## Start Data section
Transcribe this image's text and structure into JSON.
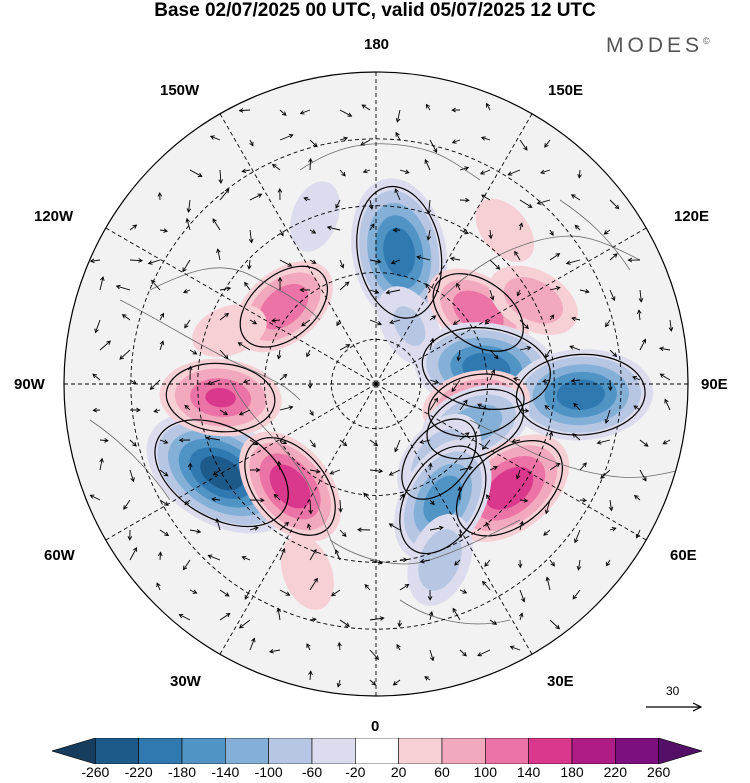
{
  "header": {
    "title": "Base 02/07/2025 00 UTC, valid 05/07/2025 12 UTC",
    "brand": "MODES",
    "brand_mark": "©"
  },
  "map_labels": {
    "top": "180",
    "bottom": "0",
    "left": "90W",
    "right": "90E",
    "lon_150w": "150W",
    "lon_150e": "150E",
    "lon_120w": "120W",
    "lon_120e": "120E",
    "lon_60w": "60W",
    "lon_60e": "60E",
    "lon_30w": "30W",
    "lon_30e": "30E"
  },
  "reference_vector": {
    "label": "30"
  },
  "colorbar": {
    "ticks": [
      "-260",
      "-220",
      "-180",
      "-140",
      "-100",
      "-60",
      "-20",
      "20",
      "60",
      "100",
      "140",
      "180",
      "220",
      "260"
    ],
    "colors": [
      "#173d5e",
      "#1d5a8a",
      "#2f78b0",
      "#5093c5",
      "#84b0d8",
      "#b7c7e3",
      "#dcdcee",
      "#ffffff",
      "#f7d0d6",
      "#f3a9bd",
      "#ec73a5",
      "#d9388c",
      "#ae1c86",
      "#7d0f7f",
      "#531066"
    ]
  },
  "anomalies": [
    {
      "lon": 170,
      "colat": 30,
      "value": -200
    },
    {
      "lon": 125,
      "colat": 28,
      "value": 120
    },
    {
      "lon": 118,
      "colat": 40,
      "value": 80
    },
    {
      "lon": 150,
      "colat": 15,
      "value": -60
    },
    {
      "lon": 98,
      "colat": 25,
      "value": -190
    },
    {
      "lon": 87,
      "colat": 46,
      "value": -190
    },
    {
      "lon": 78,
      "colat": 23,
      "value": 110
    },
    {
      "lon": 68,
      "colat": 24,
      "value": -120
    },
    {
      "lon": 52,
      "colat": 38,
      "value": 170
    },
    {
      "lon": 40,
      "colat": 22,
      "value": -100
    },
    {
      "lon": 30,
      "colat": 30,
      "value": -160
    },
    {
      "lon": 20,
      "colat": 42,
      "value": -80
    },
    {
      "lon": -60,
      "colat": 40,
      "value": -230
    },
    {
      "lon": -85,
      "colat": 35,
      "value": 140
    },
    {
      "lon": -40,
      "colat": 30,
      "value": 150
    },
    {
      "lon": -130,
      "colat": 27,
      "value": 120
    },
    {
      "lon": -110,
      "colat": 35,
      "value": 40
    },
    {
      "lon": -20,
      "colat": 45,
      "value": 40
    },
    {
      "lon": 140,
      "colat": 45,
      "value": 30
    },
    {
      "lon": -160,
      "colat": 40,
      "value": -30
    }
  ]
}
## End Data section
- Goal
Extract the text of all the records above verbatim, excluding pictures.

- Output for this task
Transcribe this image's text and structure into JSON.
{
  "header": {
    "title": "Base 02/07/2025 00 UTC, valid 05/07/2025 12 UTC",
    "brand": "MODES",
    "brand_mark": "©"
  },
  "map_labels": {
    "top": "180",
    "bottom": "0",
    "left": "90W",
    "right": "90E",
    "lon_150w": "150W",
    "lon_150e": "150E",
    "lon_120w": "120W",
    "lon_120e": "120E",
    "lon_60w": "60W",
    "lon_60e": "60E",
    "lon_30w": "30W",
    "lon_30e": "30E"
  },
  "reference_vector": {
    "label": "30"
  },
  "colorbar": {
    "ticks": [
      "-260",
      "-220",
      "-180",
      "-140",
      "-100",
      "-60",
      "-20",
      "20",
      "60",
      "100",
      "140",
      "180",
      "220",
      "260"
    ],
    "colors": [
      "#173d5e",
      "#1d5a8a",
      "#2f78b0",
      "#5093c5",
      "#84b0d8",
      "#b7c7e3",
      "#dcdcee",
      "#ffffff",
      "#f7d0d6",
      "#f3a9bd",
      "#ec73a5",
      "#d9388c",
      "#ae1c86",
      "#7d0f7f",
      "#531066"
    ]
  },
  "anomalies": [
    {
      "lon": 170,
      "colat": 30,
      "value": -200
    },
    {
      "lon": 125,
      "colat": 28,
      "value": 120
    },
    {
      "lon": 118,
      "colat": 40,
      "value": 80
    },
    {
      "lon": 150,
      "colat": 15,
      "value": -60
    },
    {
      "lon": 98,
      "colat": 25,
      "value": -190
    },
    {
      "lon": 87,
      "colat": 46,
      "value": -190
    },
    {
      "lon": 78,
      "colat": 23,
      "value": 110
    },
    {
      "lon": 68,
      "colat": 24,
      "value": -120
    },
    {
      "lon": 52,
      "colat": 38,
      "value": 170
    },
    {
      "lon": 40,
      "colat": 22,
      "value": -100
    },
    {
      "lon": 30,
      "colat": 30,
      "value": -160
    },
    {
      "lon": 20,
      "colat": 42,
      "value": -80
    },
    {
      "lon": -60,
      "colat": 40,
      "value": -230
    },
    {
      "lon": -85,
      "colat": 35,
      "value": 140
    },
    {
      "lon": -40,
      "colat": 30,
      "value": 150
    },
    {
      "lon": -130,
      "colat": 27,
      "value": 120
    },
    {
      "lon": -110,
      "colat": 35,
      "value": 40
    },
    {
      "lon": -20,
      "colat": 45,
      "value": 40
    },
    {
      "lon": 140,
      "colat": 45,
      "value": 30
    },
    {
      "lon": -160,
      "colat": 40,
      "value": -30
    }
  ]
}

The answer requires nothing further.